- **Task brief**
Gather every line in the records below that contains the word "当物体放在".

------------------------------------

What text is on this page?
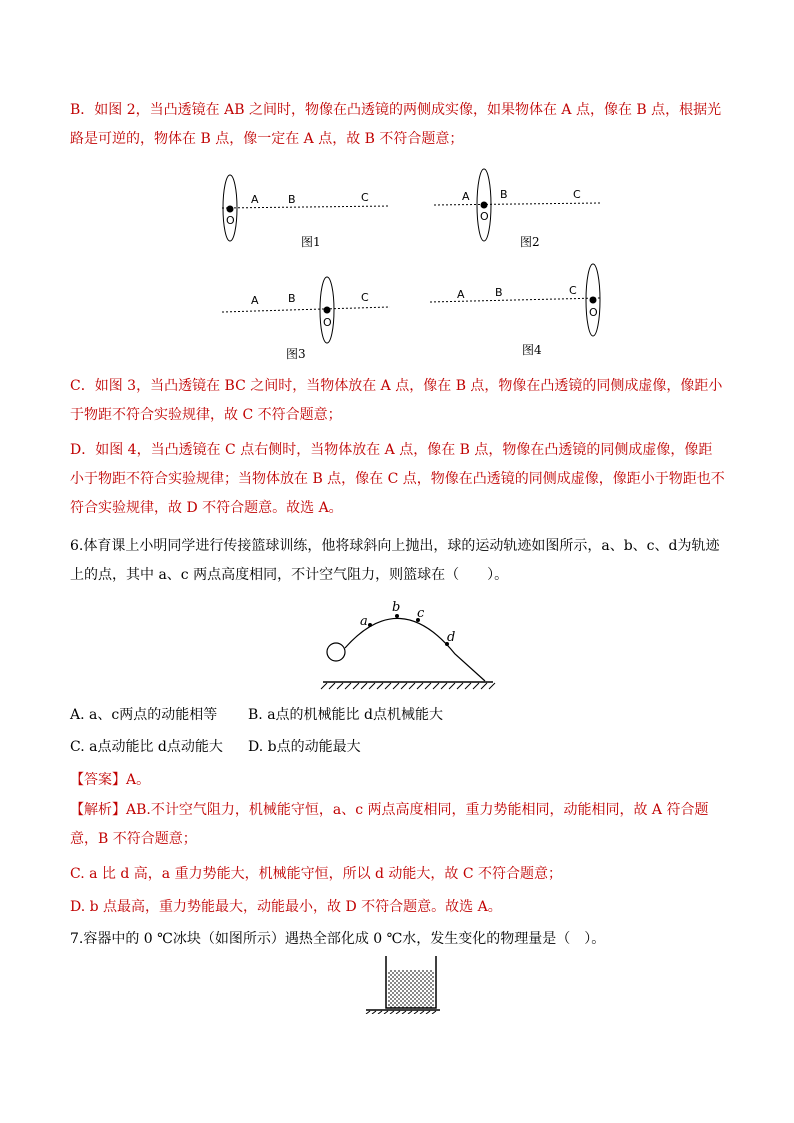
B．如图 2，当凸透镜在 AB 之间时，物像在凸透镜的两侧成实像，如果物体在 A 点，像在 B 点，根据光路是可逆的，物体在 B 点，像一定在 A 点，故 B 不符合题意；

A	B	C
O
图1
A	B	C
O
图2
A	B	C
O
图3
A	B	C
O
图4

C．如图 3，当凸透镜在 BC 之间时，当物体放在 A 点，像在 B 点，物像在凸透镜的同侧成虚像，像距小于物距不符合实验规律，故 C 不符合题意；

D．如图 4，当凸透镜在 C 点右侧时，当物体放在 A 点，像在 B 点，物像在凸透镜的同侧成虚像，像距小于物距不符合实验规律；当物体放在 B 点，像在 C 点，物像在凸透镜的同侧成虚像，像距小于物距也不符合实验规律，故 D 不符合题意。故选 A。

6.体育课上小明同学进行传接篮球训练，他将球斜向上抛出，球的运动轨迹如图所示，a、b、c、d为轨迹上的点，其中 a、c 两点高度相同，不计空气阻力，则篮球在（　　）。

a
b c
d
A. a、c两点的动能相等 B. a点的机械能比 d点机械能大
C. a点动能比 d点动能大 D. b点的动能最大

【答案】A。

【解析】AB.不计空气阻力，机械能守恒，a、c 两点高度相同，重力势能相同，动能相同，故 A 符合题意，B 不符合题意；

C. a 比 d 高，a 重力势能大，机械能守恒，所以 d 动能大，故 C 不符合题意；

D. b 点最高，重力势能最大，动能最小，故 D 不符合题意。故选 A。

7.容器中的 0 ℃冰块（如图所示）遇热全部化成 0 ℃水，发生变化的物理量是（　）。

------------------------------------

- **Exercise result**
C．如图 3，当凸透镜在 BC 之间时，当物体放在 A 点，像在 B 点，物像在凸透镜的同侧成虚像，像距小于物距不符合实验规律，故 C 不符合题意；
D．如图 4，当凸透镜在 C 点右侧时，当物体放在 A 点，像在 B 点，物像在凸透镜的同侧成虚像，像距小于物距不符合实验规律；当物体放在 B 点，像在 C 点，物像在凸透镜的同侧成虚像，像距小于物距也不符合实验规律，故 D 不符合题意。故选 A。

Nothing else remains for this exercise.